** START OF Record extracts **

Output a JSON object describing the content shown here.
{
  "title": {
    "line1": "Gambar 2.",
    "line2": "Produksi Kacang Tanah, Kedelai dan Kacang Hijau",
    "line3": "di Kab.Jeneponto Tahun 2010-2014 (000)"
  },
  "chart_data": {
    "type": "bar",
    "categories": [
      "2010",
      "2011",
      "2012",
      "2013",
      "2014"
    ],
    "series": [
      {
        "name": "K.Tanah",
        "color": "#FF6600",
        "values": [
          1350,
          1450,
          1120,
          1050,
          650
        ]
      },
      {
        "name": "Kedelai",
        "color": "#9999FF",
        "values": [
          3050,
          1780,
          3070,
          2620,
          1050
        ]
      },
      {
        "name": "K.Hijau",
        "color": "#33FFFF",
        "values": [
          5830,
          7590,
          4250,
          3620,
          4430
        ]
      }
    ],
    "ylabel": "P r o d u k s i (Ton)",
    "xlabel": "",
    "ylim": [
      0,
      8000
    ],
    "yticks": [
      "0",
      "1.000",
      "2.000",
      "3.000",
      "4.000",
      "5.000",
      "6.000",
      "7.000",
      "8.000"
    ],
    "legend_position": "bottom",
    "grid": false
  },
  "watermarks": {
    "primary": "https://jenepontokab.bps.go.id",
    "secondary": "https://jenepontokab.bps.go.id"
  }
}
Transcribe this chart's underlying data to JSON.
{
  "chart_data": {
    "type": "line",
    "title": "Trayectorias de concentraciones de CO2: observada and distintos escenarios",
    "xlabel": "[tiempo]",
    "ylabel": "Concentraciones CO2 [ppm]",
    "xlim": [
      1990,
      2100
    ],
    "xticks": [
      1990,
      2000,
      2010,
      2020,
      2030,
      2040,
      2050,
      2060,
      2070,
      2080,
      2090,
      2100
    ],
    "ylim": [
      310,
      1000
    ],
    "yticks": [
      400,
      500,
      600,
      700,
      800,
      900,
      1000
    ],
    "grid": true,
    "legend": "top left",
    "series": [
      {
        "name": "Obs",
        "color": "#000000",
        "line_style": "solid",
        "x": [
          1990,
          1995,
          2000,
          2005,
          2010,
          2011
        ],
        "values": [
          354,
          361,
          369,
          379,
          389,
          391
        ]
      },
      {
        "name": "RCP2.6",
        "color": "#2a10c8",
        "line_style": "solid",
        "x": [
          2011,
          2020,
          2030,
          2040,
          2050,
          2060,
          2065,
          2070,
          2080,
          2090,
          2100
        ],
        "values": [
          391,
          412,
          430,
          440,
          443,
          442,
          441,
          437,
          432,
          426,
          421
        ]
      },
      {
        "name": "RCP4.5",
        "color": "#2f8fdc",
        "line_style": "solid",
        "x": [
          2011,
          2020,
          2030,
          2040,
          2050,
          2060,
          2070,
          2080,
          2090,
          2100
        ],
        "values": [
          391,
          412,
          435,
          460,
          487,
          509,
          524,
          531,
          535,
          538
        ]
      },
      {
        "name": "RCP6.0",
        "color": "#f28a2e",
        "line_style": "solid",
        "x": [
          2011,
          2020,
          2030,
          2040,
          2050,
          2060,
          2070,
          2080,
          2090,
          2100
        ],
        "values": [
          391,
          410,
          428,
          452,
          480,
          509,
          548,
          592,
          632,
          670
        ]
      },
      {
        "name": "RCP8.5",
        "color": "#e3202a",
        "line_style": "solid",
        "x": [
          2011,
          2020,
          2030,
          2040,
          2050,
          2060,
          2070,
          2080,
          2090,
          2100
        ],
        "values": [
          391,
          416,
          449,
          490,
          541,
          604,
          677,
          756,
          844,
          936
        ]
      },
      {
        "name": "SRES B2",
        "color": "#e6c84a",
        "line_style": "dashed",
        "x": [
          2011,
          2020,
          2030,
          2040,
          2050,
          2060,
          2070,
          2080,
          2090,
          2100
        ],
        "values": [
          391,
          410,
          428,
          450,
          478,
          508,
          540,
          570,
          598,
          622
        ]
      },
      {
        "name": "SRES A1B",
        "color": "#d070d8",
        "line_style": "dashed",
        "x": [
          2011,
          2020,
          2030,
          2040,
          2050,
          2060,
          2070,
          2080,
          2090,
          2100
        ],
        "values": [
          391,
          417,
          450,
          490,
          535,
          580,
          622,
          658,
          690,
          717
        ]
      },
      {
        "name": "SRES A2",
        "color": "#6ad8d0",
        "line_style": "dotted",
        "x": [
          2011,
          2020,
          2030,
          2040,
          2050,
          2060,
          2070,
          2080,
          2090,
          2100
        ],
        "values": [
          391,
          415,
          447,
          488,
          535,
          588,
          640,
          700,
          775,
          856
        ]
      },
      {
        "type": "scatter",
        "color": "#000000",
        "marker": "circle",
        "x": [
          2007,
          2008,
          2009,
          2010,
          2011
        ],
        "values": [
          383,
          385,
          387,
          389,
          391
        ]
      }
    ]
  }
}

** END OF Record extracts **

• _Problem to solve_
Using the listing above, work out how many of its lines include "jenepontokab", and give only the result.

• _Answer for the task_
2